(Records from a collection)
_ _ _ _ _

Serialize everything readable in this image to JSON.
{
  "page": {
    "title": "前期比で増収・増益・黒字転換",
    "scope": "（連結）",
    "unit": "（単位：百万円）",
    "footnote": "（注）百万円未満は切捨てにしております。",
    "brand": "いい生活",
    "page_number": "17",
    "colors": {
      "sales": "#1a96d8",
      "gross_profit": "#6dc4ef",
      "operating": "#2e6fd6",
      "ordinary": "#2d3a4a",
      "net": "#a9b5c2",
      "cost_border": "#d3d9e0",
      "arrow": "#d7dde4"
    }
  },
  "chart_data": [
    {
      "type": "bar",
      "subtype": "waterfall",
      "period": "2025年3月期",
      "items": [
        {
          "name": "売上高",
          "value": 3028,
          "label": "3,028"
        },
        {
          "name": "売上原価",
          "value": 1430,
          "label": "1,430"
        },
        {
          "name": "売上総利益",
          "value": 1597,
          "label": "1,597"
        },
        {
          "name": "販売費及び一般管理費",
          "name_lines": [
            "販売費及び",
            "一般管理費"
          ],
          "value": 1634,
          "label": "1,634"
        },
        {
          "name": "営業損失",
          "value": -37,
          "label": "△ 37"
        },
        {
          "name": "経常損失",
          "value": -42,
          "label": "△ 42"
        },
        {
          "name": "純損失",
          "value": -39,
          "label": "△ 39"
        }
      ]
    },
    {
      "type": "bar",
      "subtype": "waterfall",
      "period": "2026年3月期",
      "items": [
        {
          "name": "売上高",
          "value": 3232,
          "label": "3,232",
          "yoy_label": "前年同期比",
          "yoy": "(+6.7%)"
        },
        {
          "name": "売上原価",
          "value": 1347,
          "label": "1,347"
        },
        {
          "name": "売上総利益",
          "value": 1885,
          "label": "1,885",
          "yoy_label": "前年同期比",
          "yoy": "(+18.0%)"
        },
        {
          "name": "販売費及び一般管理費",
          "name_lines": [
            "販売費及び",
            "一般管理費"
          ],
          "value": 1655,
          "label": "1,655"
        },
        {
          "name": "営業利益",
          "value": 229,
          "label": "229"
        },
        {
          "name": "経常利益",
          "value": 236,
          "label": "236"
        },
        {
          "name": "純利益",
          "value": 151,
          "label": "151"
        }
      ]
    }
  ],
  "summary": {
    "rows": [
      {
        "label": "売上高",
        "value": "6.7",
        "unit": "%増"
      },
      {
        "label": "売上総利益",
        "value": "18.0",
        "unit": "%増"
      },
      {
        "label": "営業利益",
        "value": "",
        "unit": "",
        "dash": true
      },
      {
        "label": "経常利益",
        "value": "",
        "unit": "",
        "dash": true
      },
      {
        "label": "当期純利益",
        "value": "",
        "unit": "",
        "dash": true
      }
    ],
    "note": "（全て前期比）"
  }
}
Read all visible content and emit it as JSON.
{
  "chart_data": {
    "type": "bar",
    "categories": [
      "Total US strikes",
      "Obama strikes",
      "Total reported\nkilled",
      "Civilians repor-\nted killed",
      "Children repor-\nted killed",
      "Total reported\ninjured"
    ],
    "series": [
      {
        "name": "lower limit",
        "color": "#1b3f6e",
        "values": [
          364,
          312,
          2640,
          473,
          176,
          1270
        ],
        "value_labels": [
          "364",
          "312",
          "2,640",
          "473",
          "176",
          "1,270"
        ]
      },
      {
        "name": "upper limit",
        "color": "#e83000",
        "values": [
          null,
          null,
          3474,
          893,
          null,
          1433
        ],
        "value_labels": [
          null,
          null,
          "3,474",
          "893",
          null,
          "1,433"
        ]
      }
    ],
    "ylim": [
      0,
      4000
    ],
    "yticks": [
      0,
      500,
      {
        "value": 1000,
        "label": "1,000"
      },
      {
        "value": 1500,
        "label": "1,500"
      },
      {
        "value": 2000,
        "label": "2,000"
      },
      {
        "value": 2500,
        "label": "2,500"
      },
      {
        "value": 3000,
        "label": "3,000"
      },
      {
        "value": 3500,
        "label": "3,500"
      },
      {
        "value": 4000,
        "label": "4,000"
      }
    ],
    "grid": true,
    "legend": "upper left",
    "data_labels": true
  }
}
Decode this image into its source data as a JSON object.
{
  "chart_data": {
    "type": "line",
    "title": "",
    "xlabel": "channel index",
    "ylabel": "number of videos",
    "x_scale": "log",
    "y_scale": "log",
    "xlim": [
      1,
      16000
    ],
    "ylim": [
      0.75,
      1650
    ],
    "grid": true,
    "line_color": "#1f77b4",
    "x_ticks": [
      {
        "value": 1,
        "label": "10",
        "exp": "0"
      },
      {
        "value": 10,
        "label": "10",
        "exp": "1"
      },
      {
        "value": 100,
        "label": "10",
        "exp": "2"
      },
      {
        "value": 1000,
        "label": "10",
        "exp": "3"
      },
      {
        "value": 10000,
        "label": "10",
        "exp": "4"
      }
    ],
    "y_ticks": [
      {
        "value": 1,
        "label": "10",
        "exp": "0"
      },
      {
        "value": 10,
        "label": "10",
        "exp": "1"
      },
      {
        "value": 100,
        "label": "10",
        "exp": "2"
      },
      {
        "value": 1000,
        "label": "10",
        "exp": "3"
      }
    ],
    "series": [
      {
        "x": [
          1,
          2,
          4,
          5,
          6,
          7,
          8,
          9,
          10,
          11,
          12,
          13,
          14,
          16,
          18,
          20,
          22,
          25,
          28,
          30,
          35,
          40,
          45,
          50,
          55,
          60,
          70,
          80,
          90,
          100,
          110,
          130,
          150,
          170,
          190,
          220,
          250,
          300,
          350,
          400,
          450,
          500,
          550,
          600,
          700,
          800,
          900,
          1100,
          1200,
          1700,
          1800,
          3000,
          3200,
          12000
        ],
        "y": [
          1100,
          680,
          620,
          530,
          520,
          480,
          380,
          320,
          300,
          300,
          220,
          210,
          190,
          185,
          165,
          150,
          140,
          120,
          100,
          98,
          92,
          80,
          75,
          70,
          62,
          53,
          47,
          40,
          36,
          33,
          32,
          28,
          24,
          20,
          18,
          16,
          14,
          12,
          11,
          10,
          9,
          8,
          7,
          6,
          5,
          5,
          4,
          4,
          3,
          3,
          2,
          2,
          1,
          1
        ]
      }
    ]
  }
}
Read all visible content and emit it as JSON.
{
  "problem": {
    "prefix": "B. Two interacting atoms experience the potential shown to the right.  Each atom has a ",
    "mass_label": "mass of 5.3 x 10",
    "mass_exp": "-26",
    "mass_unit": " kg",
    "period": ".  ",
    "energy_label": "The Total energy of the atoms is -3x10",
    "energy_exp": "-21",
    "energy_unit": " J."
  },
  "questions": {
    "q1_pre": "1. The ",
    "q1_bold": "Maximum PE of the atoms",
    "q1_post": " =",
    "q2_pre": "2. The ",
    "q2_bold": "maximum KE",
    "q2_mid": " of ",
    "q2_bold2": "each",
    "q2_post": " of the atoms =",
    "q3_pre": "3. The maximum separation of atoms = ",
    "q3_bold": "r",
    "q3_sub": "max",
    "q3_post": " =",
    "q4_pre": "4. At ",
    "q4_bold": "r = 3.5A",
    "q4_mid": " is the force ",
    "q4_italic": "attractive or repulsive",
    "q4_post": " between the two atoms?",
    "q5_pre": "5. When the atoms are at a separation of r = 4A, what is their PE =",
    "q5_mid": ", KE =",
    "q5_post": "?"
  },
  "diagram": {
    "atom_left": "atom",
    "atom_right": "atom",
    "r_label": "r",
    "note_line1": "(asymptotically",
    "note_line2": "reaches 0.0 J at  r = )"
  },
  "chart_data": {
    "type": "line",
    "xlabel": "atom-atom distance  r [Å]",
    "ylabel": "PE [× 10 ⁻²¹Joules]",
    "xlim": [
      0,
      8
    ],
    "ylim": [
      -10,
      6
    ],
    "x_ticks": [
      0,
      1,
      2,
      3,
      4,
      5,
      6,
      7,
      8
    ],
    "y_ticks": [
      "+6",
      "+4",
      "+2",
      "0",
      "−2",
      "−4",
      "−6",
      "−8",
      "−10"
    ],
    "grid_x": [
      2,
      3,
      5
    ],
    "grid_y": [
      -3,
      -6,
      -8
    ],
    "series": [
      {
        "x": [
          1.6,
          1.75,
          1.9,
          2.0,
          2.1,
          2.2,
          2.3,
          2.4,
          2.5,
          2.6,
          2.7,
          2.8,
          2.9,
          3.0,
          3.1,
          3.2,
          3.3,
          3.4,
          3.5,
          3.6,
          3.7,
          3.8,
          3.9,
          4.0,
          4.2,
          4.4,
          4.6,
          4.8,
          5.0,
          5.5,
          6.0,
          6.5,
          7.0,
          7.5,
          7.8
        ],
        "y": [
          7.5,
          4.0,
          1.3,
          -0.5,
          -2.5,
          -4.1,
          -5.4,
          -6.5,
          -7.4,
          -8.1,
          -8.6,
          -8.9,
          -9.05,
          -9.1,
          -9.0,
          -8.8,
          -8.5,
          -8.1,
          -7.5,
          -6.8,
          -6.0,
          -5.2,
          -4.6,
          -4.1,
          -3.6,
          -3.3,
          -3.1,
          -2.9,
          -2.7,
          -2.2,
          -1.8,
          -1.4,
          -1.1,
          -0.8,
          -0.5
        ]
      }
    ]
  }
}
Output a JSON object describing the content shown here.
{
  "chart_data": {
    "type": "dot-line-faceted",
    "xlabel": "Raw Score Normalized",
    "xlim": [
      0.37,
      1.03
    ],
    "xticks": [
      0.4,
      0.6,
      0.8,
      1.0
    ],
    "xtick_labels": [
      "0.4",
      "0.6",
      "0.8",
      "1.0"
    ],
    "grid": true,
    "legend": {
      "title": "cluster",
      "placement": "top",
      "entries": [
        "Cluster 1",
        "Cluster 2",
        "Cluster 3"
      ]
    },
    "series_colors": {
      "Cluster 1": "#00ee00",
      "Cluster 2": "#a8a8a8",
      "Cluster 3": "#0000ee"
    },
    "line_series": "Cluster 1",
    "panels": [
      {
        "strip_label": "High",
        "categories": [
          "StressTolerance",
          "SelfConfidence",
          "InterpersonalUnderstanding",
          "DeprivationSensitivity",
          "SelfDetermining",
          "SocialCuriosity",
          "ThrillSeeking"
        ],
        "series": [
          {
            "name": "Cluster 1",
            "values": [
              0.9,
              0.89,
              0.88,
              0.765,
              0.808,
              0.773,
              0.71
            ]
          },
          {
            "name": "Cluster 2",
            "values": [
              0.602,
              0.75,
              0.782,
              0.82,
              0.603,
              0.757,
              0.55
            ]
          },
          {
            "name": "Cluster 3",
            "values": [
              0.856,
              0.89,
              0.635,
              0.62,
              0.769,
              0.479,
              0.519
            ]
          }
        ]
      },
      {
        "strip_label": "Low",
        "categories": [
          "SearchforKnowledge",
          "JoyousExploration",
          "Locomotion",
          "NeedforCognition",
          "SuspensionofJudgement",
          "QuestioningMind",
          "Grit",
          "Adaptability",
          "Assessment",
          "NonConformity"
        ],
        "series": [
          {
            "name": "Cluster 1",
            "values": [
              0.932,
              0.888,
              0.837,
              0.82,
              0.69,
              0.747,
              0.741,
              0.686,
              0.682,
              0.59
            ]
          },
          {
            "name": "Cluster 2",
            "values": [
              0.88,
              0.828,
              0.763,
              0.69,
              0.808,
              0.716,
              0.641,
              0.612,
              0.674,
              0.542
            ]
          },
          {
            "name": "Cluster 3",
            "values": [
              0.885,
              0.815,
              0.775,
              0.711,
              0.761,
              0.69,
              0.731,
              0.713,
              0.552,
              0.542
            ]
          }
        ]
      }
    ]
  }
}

_ _ _ _ _

Search the entries for the word "title" and copy every line that has it.

* _WRITTEN SOLUTION_
    "title": "前期比で増収・増益・黒字転換",
    "title": "",
      "title": "cluster",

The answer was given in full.